TASK TO CARRY OUT:
Please show each line of the records below that contains the word "drum". Case counts.

## Start GIVEN INFORMATION

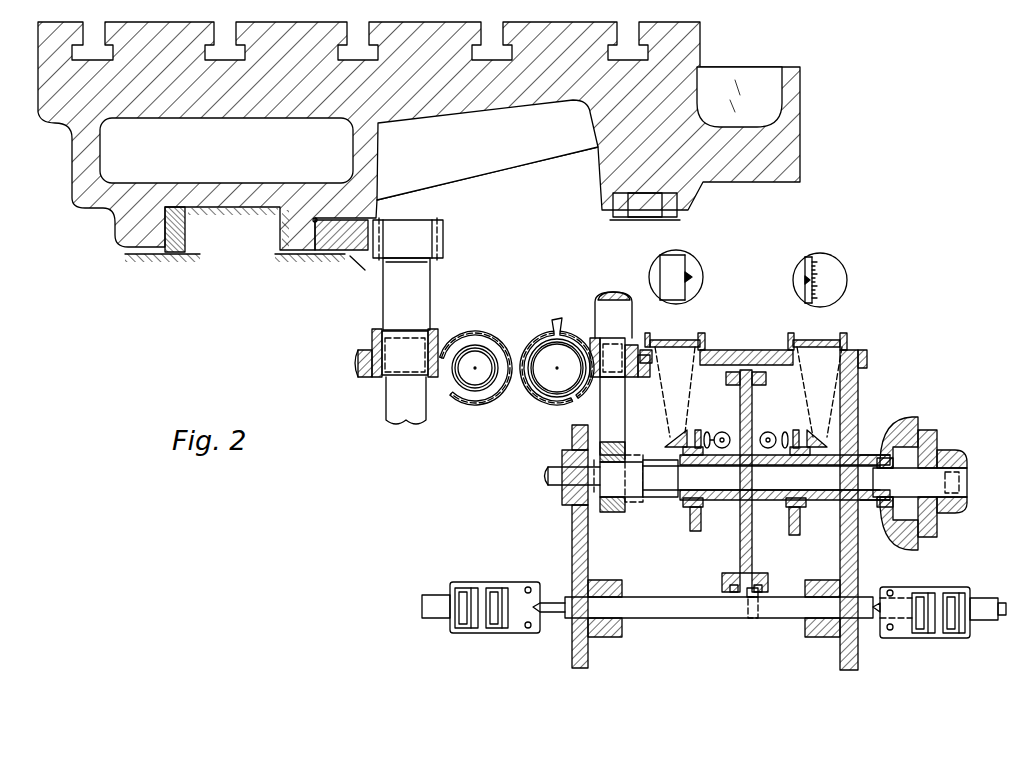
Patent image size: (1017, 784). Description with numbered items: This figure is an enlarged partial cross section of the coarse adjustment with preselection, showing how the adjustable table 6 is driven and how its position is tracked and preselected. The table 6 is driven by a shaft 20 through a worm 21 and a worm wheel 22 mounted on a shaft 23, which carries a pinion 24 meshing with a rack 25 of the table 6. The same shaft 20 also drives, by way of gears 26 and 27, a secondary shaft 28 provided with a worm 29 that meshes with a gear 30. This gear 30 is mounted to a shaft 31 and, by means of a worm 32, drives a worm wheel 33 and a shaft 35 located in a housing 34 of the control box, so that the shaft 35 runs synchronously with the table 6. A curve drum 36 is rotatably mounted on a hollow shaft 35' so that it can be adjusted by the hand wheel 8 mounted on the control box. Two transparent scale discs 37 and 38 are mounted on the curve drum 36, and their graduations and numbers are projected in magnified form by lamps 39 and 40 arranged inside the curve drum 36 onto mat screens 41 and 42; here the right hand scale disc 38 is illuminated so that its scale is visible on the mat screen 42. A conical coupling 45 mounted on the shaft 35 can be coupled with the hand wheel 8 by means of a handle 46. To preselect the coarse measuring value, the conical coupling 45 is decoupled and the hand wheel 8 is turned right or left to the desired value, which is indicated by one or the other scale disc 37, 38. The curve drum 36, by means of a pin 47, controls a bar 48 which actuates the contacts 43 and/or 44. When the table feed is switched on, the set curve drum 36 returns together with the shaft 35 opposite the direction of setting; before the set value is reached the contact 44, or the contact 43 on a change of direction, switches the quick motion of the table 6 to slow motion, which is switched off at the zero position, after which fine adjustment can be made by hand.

The table 6 is at (788, 130).
The hand wheel 8 is at (918, 425).
The shaft 20 is at (473, 372).
The worm 21 is at (464, 345).
The worm wheel 22 is at (372, 380).
The shaft 23 is at (402, 302).
The pinion 24 is at (425, 240).
The rack 25 is at (360, 242).
The gear 26 is at (492, 405).
The gear 27 is at (556, 405).
The secondary shaft 28 is at (555, 357).
The worm 29 is at (543, 353).
The gear 30 is at (591, 340).
The shaft 31 is at (615, 412).
The worm 32 is at (590, 497).
The worm wheel 33 is at (615, 513).
The housing 34 is at (578, 557).
The shaft 35 is at (766, 497).
The hollow shaft 35' is at (848, 506).
The curve drum 36 is at (752, 403).
The transparent scale disc 37 is at (697, 532).
The transparent scale disc 38 is at (792, 538).
The lamp 39 is at (720, 432).
The lamp 40 is at (769, 433).
The mat screen 41 is at (685, 338).
The mat screen 42 is at (827, 340).
The contact 43 is at (513, 625).
The contact 44 is at (903, 637).
The conical coupling 45 is at (923, 448).
The handle 46 is at (948, 520).
The pin 47 is at (752, 615).
The bar 48 is at (682, 612).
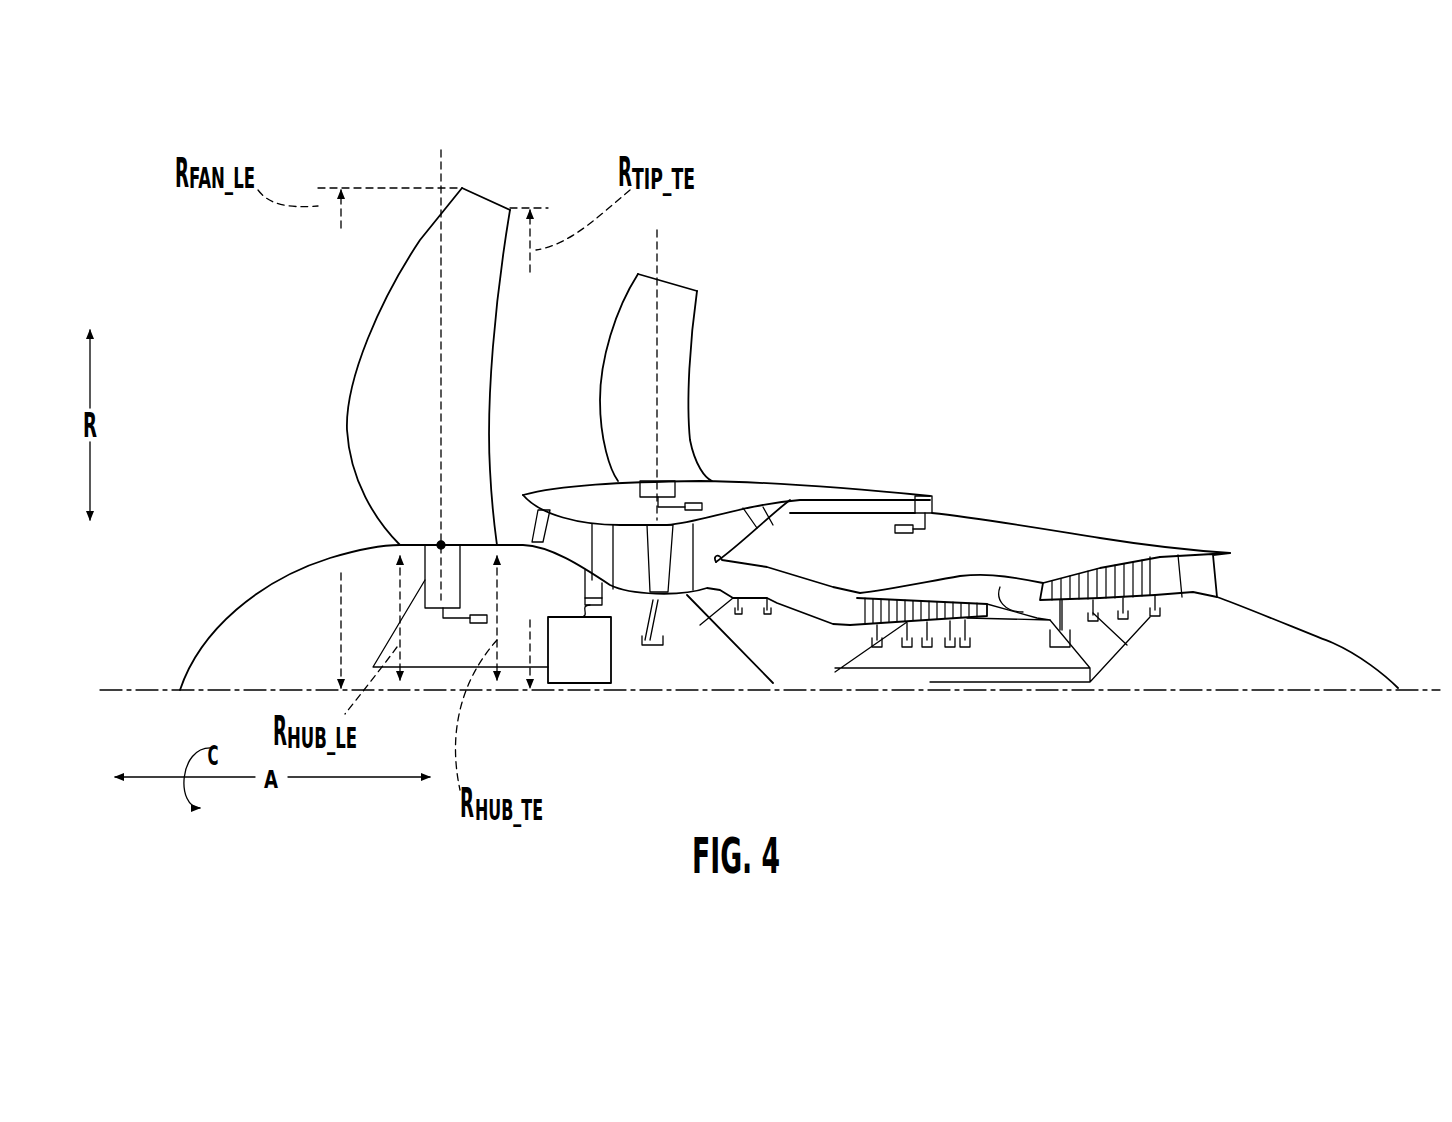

## End GIVEN INFORMATION

FINISHED TASK:
Patent image size: (1017, 784). Description with numbered items: This figure is an enlarged partial cross section of the coarse adjustment with preselection, showing how the adjustable table 6 is driven and how its position is tracked and preselected. The table 6 is driven by a shaft 20 through a worm 21 and a worm wheel 22 mounted on a shaft 23, which carries a pinion 24 meshing with a rack 25 of the table 6. The same shaft 20 also drives, by way of gears 26 and 27, a secondary shaft 28 provided with a worm 29 that meshes with a gear 30. This gear 30 is mounted to a shaft 31 and, by means of a worm 32, drives a worm wheel 33 and a shaft 35 located in a housing 34 of the control box, so that the shaft 35 runs synchronously with the table 6. A curve drum 36 is rotatably mounted on a hollow shaft 35' so that it can be adjusted by the hand wheel 8 mounted on the control box. Two transparent scale discs 37 and 38 are mounted on the curve drum 36, and their graduations and numbers are projected in magnified form by lamps 39 and 40 arranged inside the curve drum 36 onto mat screens 41 and 42; here the right hand scale disc 38 is illuminated so that its scale is visible on the mat screen 42. A conical coupling 45 mounted on the shaft 35 can be coupled with the hand wheel 8 by means of a handle 46. To preselect the coarse measuring value, the conical coupling 45 is decoupled and the hand wheel 8 is turned right or left to the desired value, which is indicated by one or the other scale disc 37, 38. The curve drum 36, by means of a pin 47, controls a bar 48 which actuates the contacts 43 and/or 44. When the table feed is switched on, the set curve drum 36 returns together with the shaft 35 opposite the direction of setting; before the set value is reached the contact 44, or the contact 43 on a change of direction, switches the quick motion of the table 6 to slow motion, which is switched off at the zero position, after which fine adjustment can be made by hand.
The curve drum 36 is at (752, 403).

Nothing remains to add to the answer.